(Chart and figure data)

———

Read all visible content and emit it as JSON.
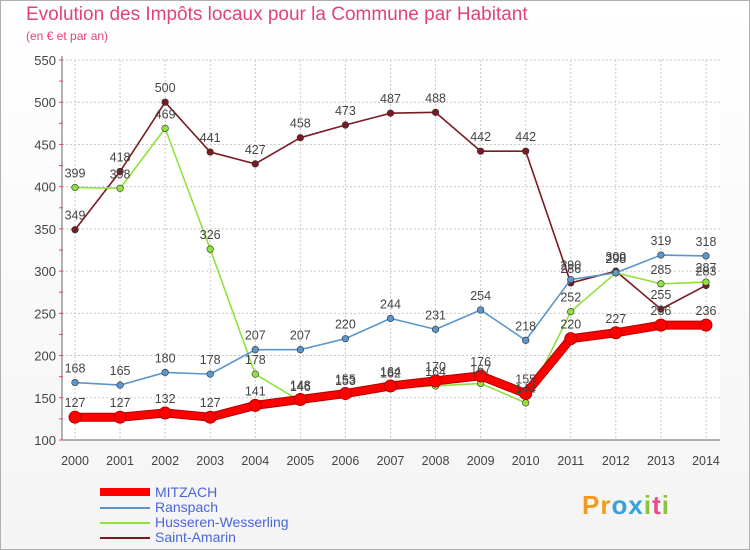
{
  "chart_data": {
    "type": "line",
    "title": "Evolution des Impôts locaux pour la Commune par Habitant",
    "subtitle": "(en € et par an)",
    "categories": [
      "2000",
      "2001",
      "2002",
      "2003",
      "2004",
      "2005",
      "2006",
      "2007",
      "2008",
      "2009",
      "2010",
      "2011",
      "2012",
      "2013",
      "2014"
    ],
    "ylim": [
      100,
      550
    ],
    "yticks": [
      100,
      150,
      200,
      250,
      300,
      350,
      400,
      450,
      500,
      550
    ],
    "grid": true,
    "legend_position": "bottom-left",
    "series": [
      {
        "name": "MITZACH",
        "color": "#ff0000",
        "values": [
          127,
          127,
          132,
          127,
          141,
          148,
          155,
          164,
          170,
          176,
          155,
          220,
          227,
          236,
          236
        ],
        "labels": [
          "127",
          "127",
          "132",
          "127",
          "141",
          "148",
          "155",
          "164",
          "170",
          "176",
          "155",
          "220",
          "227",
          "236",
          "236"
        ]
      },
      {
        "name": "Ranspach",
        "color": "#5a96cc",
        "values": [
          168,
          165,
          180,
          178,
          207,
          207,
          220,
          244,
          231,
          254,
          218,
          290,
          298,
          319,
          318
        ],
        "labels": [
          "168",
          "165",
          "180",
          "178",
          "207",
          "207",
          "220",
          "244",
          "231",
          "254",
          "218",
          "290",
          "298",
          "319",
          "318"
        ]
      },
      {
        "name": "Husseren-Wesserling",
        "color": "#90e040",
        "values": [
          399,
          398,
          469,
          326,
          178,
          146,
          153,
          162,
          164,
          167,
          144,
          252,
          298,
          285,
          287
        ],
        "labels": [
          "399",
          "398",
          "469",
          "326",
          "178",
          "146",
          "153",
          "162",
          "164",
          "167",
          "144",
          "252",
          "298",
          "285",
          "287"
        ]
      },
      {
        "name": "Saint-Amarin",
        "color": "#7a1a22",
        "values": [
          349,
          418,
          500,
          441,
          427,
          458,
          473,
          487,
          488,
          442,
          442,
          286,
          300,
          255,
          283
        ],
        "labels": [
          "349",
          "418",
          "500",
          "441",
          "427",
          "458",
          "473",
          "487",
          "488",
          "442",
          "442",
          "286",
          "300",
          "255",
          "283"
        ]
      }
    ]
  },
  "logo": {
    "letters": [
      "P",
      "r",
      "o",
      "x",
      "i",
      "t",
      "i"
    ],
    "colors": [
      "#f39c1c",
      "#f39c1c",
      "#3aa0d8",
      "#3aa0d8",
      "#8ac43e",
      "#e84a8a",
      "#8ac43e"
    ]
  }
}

———

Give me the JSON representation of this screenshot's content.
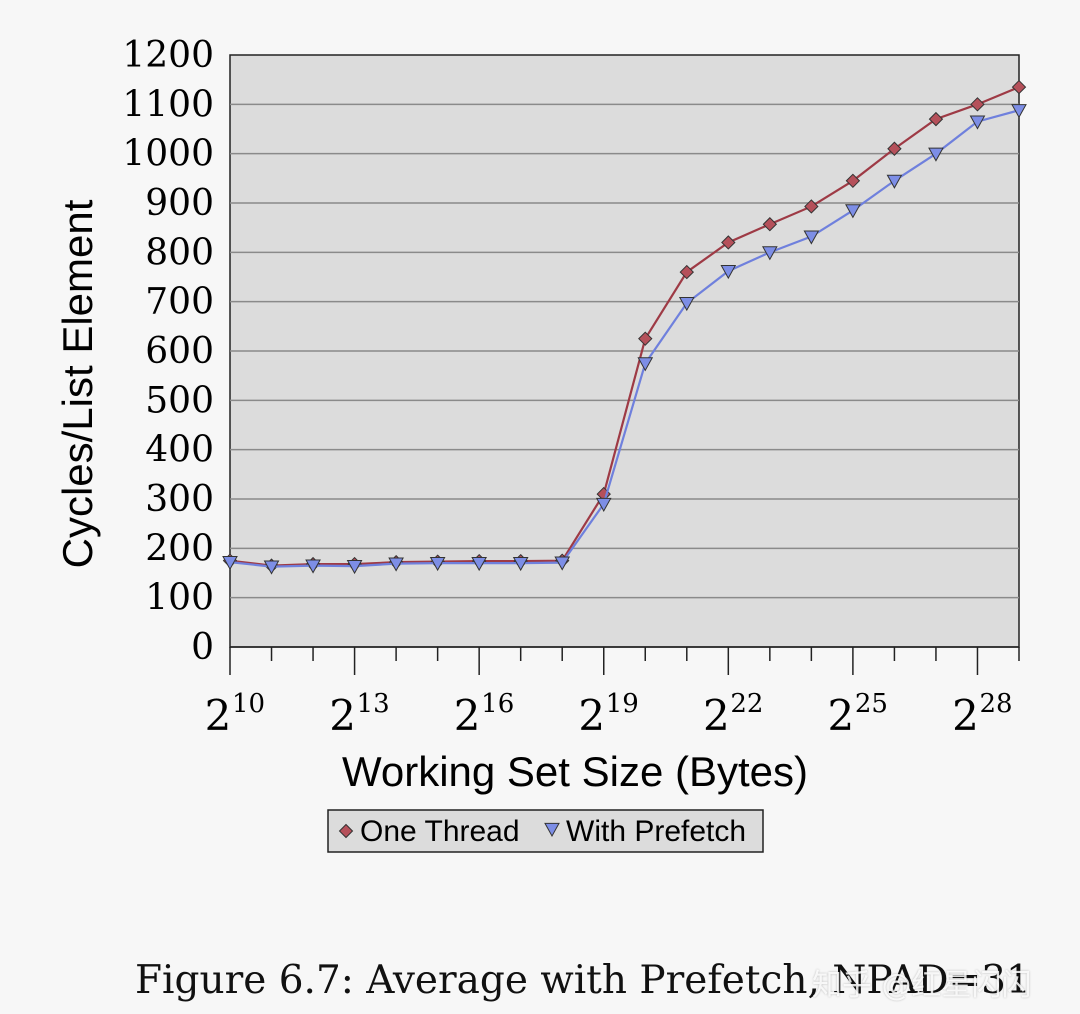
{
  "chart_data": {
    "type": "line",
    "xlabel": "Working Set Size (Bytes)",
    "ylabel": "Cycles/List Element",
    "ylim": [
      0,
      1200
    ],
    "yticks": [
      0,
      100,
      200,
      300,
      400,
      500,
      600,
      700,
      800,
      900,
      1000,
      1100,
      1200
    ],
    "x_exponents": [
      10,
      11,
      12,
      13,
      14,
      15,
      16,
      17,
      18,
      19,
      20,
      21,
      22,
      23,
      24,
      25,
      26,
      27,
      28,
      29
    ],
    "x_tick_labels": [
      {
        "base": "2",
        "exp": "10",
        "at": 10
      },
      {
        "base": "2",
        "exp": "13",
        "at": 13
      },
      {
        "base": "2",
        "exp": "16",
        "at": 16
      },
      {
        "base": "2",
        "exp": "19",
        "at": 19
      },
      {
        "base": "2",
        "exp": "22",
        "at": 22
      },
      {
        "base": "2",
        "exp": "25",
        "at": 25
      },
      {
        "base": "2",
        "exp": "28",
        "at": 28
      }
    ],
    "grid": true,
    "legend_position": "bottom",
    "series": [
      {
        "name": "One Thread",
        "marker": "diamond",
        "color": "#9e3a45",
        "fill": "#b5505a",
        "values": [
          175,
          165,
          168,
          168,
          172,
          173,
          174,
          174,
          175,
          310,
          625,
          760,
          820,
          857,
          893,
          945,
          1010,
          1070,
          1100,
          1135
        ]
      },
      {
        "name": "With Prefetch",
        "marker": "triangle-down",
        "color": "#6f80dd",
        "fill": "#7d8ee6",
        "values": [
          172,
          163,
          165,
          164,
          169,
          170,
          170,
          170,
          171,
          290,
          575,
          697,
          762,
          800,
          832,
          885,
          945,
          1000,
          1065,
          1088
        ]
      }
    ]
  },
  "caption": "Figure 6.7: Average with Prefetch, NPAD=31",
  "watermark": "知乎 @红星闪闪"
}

———

» **BRIEF**
Pick out every line above that holds the word "marker" and copy it.

» **EXPECTED OUTPUT**
        "marker": "diamond",
        "marker": "triangle-down",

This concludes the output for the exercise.